Exercise = Wherever the word "Characteristic" appears in the entries, copy the whole line.

Listed records =
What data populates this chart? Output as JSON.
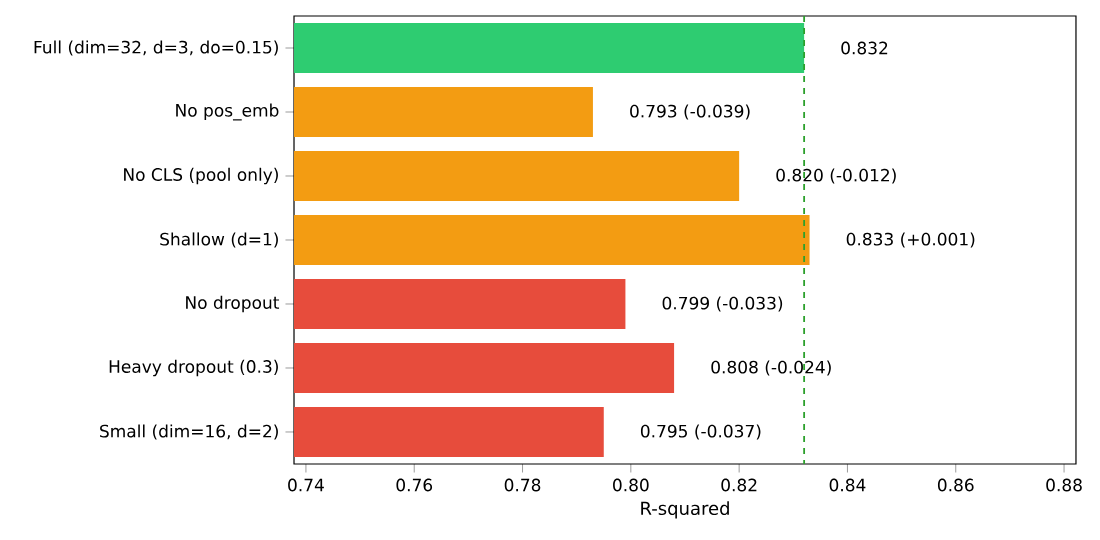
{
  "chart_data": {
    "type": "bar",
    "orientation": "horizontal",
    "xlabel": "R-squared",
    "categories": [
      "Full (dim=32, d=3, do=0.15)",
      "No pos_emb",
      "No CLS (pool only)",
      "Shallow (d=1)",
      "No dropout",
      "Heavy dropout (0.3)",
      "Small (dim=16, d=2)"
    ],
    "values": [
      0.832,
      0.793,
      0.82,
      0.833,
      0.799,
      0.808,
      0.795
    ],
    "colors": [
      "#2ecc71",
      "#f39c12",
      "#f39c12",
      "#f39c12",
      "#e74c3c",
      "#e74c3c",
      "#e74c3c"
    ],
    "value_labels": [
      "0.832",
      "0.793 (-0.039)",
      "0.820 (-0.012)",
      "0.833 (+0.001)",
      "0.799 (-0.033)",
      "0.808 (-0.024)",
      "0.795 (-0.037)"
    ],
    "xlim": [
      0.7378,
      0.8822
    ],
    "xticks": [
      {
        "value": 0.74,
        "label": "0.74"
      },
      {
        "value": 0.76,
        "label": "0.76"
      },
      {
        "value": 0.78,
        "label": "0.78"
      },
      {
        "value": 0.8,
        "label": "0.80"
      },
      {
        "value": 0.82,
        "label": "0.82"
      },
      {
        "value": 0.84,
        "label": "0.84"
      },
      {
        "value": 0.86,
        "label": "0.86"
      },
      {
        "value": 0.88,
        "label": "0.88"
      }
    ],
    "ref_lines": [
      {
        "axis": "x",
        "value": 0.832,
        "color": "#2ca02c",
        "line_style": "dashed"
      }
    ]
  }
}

* * *

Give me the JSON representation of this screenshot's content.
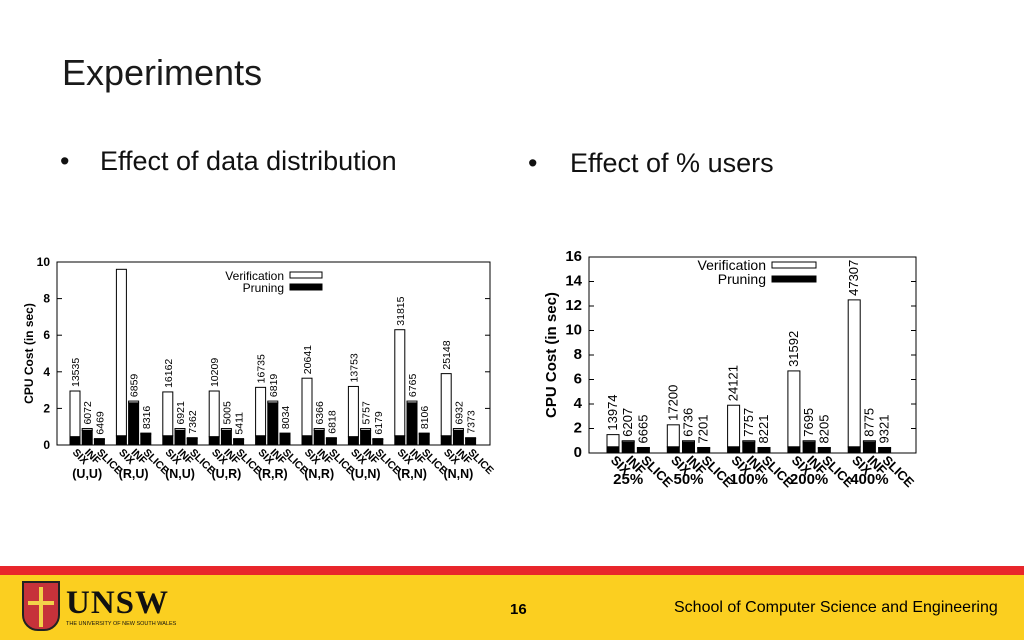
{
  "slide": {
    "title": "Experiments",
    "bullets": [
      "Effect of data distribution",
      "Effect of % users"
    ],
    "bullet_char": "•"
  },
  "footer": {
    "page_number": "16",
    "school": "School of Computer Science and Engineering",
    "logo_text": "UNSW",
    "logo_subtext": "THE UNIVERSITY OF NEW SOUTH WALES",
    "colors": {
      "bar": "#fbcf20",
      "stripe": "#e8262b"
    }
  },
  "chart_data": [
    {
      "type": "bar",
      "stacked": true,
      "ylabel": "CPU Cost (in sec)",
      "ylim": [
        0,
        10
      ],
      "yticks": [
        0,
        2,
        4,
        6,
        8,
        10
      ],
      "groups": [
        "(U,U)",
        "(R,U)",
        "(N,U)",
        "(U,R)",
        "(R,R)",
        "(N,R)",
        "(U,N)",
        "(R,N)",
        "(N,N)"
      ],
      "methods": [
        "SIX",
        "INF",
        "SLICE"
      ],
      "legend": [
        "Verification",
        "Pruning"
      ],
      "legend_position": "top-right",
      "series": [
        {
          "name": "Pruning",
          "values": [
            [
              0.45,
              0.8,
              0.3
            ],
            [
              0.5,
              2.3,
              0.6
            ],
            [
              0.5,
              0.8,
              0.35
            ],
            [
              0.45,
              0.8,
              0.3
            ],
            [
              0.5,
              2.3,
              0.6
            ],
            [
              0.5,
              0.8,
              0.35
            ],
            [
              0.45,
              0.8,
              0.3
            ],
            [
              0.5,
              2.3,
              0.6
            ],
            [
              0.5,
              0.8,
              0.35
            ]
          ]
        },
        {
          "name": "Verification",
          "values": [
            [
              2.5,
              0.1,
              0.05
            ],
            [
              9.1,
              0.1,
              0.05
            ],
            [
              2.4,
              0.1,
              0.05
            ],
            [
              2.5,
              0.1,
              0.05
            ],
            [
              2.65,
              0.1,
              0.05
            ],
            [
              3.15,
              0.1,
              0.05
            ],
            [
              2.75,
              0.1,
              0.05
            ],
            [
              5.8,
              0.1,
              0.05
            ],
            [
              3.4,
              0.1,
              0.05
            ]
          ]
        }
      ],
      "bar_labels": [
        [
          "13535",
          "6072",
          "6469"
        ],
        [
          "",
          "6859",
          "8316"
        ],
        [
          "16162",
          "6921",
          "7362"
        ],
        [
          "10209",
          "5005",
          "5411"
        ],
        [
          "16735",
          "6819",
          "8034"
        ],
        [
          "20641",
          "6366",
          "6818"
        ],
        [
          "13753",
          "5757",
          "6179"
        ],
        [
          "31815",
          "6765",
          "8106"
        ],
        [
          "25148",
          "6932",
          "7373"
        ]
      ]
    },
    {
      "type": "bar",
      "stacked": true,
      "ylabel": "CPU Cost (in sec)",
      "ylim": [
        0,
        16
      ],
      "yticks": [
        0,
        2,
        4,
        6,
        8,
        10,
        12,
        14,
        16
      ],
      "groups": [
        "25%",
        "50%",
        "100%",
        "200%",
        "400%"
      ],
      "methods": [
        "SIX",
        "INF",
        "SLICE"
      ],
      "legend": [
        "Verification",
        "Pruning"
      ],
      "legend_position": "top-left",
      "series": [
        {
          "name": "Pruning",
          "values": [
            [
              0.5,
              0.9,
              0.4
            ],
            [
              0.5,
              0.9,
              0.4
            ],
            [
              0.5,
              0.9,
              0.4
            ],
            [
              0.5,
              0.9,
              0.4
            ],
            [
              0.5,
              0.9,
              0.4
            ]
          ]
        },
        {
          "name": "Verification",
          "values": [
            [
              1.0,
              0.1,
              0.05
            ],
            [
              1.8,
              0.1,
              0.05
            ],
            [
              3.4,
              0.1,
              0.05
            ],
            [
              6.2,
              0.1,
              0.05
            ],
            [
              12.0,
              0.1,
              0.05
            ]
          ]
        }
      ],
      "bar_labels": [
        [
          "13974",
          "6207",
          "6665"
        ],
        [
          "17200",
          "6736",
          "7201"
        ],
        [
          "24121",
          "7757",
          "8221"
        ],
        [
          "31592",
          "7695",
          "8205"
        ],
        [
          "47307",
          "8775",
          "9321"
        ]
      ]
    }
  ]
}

--

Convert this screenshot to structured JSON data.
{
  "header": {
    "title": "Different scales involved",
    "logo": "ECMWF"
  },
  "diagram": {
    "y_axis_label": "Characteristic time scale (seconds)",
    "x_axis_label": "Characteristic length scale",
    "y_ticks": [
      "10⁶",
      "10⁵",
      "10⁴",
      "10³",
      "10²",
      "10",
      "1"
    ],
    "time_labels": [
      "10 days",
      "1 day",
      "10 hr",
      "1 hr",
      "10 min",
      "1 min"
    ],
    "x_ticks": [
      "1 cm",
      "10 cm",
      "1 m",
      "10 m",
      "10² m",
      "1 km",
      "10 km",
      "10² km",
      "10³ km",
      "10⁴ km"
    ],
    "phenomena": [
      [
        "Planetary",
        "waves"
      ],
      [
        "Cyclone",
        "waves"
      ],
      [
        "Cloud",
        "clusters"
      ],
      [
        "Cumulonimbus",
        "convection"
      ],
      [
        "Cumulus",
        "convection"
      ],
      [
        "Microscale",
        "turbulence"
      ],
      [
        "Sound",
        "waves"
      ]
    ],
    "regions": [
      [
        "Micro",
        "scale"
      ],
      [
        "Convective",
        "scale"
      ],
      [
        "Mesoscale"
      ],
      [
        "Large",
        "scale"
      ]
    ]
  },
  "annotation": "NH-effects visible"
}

Reply to the task =
    "y_axis_label": "Characteristic time scale (seconds)",
    "x_axis_label": "Characteristic length scale",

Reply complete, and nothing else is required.